**PAGE EXTRACT**
Accumulating Influence: Extending to Fundamental Matrix Estimation¶
Fundamental matrix estimation is converted into a linear regression problem through linearization (de-homogenization using the 8-point algorithm), and then the influence is accumulated through a RANSAC-style hypothesis sampling framework:
- Sample \(T\) minimum subsets (8 corresponding points each) and estimate the hypothesis fundamental matrix \(\mathbf{F}_t\) using the 8-point method.
- Compute the linearized residuals of all data points under \(\mathbf{F}_t\) to serve as input data for 1D point fitting.
- Apply Alg. 1/2 to compute the 1D influence for each hypothesis.
- Accumulate the influence of each hypothesis via logarithmic averaging.

**DATASET RECORDS**
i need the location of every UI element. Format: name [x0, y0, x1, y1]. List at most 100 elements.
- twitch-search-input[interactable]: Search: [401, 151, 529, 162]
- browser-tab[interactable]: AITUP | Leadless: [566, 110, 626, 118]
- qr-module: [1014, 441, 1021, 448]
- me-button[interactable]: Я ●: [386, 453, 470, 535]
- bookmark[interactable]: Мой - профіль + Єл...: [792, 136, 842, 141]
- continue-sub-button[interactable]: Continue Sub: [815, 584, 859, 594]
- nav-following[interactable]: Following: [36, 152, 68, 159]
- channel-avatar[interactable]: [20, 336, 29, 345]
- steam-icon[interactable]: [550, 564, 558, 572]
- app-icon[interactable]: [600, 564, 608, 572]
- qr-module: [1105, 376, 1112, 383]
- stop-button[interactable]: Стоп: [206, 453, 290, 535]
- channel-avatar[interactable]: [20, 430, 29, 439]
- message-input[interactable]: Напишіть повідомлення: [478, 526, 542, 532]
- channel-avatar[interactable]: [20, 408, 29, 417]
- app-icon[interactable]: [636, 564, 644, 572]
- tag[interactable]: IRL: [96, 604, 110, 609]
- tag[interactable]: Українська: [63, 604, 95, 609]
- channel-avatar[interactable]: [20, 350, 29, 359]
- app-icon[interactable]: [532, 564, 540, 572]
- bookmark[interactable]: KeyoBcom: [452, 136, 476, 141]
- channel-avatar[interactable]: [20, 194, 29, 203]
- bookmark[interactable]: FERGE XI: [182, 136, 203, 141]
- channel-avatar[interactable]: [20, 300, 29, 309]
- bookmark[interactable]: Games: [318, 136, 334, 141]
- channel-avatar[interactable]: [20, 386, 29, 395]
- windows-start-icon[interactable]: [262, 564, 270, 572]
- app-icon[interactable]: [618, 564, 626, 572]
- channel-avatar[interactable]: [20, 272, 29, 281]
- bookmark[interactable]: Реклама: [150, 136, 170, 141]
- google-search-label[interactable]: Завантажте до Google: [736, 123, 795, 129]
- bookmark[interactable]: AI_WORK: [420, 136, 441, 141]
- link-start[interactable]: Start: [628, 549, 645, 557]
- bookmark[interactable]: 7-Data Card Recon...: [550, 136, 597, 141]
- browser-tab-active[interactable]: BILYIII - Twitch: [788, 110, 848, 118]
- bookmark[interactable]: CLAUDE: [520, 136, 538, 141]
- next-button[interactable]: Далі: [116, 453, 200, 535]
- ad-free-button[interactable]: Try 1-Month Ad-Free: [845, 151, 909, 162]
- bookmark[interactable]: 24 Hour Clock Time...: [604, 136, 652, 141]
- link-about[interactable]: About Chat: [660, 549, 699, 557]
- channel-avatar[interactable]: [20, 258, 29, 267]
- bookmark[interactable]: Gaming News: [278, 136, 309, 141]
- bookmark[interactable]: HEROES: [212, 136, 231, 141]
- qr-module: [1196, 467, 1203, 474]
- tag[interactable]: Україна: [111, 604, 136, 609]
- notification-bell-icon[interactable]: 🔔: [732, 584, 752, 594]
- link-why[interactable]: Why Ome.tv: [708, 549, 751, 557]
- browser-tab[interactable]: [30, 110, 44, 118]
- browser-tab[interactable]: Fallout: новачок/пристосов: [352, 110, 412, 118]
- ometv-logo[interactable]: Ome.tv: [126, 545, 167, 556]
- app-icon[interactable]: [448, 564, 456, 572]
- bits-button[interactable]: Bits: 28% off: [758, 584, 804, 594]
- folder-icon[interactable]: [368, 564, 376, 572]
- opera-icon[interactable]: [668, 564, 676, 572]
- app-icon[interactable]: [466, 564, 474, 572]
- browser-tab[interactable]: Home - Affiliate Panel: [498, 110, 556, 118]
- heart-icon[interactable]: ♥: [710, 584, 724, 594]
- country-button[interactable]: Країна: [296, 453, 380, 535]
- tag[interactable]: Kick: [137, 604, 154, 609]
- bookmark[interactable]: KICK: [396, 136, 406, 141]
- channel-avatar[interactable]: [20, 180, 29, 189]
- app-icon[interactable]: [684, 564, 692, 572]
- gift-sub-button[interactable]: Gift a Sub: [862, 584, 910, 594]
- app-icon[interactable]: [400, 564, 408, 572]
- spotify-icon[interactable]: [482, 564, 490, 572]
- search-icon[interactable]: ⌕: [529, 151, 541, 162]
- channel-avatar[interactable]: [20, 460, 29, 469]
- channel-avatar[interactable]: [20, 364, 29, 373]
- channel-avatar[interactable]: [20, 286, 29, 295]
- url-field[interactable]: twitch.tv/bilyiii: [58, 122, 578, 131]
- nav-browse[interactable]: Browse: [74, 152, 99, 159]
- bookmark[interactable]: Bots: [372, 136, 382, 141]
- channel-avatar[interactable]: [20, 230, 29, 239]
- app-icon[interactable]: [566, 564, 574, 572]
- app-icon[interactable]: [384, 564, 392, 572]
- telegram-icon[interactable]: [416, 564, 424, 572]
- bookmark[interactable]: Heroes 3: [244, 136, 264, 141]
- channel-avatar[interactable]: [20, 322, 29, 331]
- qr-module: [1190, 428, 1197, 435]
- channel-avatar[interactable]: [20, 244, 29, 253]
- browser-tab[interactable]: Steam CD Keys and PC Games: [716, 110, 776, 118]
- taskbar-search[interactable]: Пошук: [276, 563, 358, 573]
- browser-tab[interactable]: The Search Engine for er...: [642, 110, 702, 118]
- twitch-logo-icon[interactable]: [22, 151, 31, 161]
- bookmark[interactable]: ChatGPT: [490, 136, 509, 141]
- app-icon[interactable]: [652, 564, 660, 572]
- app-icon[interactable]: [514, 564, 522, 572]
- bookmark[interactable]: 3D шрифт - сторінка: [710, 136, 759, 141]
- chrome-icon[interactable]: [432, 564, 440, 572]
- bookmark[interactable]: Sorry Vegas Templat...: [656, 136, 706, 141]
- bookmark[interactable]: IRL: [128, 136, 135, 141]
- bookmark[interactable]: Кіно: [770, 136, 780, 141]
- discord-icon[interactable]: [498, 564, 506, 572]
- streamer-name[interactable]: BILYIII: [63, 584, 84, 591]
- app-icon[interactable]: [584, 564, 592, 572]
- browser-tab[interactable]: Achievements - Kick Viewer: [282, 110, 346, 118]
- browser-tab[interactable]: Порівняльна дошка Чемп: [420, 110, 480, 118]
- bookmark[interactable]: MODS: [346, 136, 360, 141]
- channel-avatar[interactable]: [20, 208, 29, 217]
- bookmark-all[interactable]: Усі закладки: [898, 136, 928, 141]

**REQUIRED ACTIONS**
1 - According to the text on fundamental matrix estimation, how is the influence of each hypothesis accumulated?
2 - Please carry on the text on fundamental matrix estimation from the point where it stops.
The records are material separate from the text.

**ANSWER LIST**
1 - Via logarithmic averaging.

2 -
Model estimation stage: Uniformly sample thresholds \(\gamma_h\) over normalized influence, perform least-squares fitting on points with influence \(\le \gamma_h\), and return the model with the largest consensus set.
Key Experimental Results¶
Quantum Simulator Verification (Amazon Braket SV1)¶
- Data \(\mathcal{D} = \{7,5,3,2\}\), \(\epsilon=1\), 20 qubits.
- As the number of iterations \(M\) increases, the approximate influence converges to the true values \(\{0.50, 0.25, 0.25, 0.50\}\).
Real Quantum Hardware Verification (IonQ Aria, 25 Qubits)¶
| Number of Data Points \(N\) | Bit Precision \(C\) | Number of Qubits | Aria Results | SV1 Results | Ground Truth |
|---|---|---|---|---|---|
| 2 | 1 | 9 | 0.50, 0.56 | 0.51, 0.49 | 0.50, 0.50 |
| 3 | 3 | 16 | 0.49, 0.23, 0.53 | 0.50, 0.26, 0.52 | 0.50, 0.25, 0.50 |
| 4 | 3 | 19 | 0.48, 0.39, 0.41, 0.53 | 0.50, 0.25, 0.25, 0.49 | 0.50, 0.25, 0.25, 0.50 |
Small-scale circuits yield good results on real hardware; as the circuit size increases (approaching the 25-qubit limit), errors increase, primarily due to insufficient iterations (\(M=50\)) and the lack of error correction.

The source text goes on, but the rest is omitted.